**WHAT IS EXPECTED**
Identify and copy all lines of the material where the string "September" is found.

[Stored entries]
+ + + +

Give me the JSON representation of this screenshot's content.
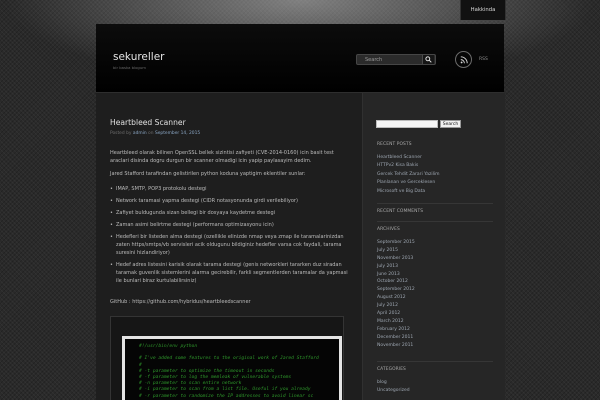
{
  "nav": {
    "about": "Hakkinda"
  },
  "header": {
    "site_title": "sekureller",
    "site_desc": "bir baska blogum",
    "search_placeholder": "Search",
    "rss_label": "RSS"
  },
  "post": {
    "title": "Heartbleed Scanner",
    "meta_prefix": "Posted by",
    "author": "admin",
    "meta_on": "on",
    "date": "September 14, 2015",
    "intro": "Heartbleed olarak bilinen OpenSSL bellek sizintisi zafiyeti (CVE-2014-0160) icin basit test araclari disinda dogru durgun bir scanner olmadigi icin yapip paylasayim dedim.",
    "intro2": "Jared Stafford tarafindan gelistirilen python koduna yaptigim eklentiler sunlar:",
    "bullets": [
      "IMAP, SMTP, POP3 protokolu destegi",
      "Network taramasi yapma destegi (CIDR notasyonunda girdi verilebiliyor)",
      "Zafiyet buldugunda sizan bellegi bir dosyaya kaydetme destegi",
      "Zaman asimi belirtme destegi (performans optimizasyonu icin)",
      "Hedefleri bir listeden alma destegi (ozellikle elinizde nmap veya zmap ile taramalarinizdan zaten https/smtps/vb servisleri acik oldugunu bildiginiz hedefler varsa cok faydali, tarama suresini hizlandiriyor)",
      "Hedef adres listesini karisik olarak tarama destegi (genis networkleri tararken duz siradan taramak guvenlik sistemlerini alarma gecirebilir, farkli segmentlerden taramalar da yapmasi ile bunlari biraz kurtulabilirsiniz)"
    ],
    "github": "GitHub : https://github.com/hybridus/heartbleedscanner",
    "code_lines": [
      "#!/usr/bin/env python",
      "",
      "# I've added some features to the original work of Jared Stafford",
      "#",
      "# -t parameter to optimize the timeout in seconds",
      "# -f parameter to log the memleak of vulnerable systems",
      "# -n parameter to scan entire network",
      "# -i parameter to scan from a list file. Useful if you already",
      "# -r parameter to randomize the IP addresses to avoid linear sc"
    ]
  },
  "sidebar": {
    "search_button": "Search",
    "recent_posts_heading": "RECENT POSTS",
    "recent_posts": [
      "Heartbleed Scanner",
      "HTTPv2 Kisa Bakis",
      "Gercek Tehdit Zarari Yazilim",
      "Planlanan ve Gerceklesen",
      "Microsoft ve Big Data"
    ],
    "recent_comments_heading": "RECENT COMMENTS",
    "archives_heading": "ARCHIVES",
    "archives": [
      "September 2015",
      "July 2015",
      "November 2013",
      "July 2013",
      "June 2013",
      "October 2012",
      "September 2012",
      "August 2012",
      "July 2012",
      "April 2012",
      "March 2012",
      "February 2012",
      "December 2011",
      "November 2011"
    ],
    "categories_heading": "CATEGORIES",
    "categories": [
      "blog",
      "Uncategorized"
    ]
  }
}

+ + + +

**TASK OUTPUT**
    "date": "September 14, 2015",
      "September 2015",
      "September 2012",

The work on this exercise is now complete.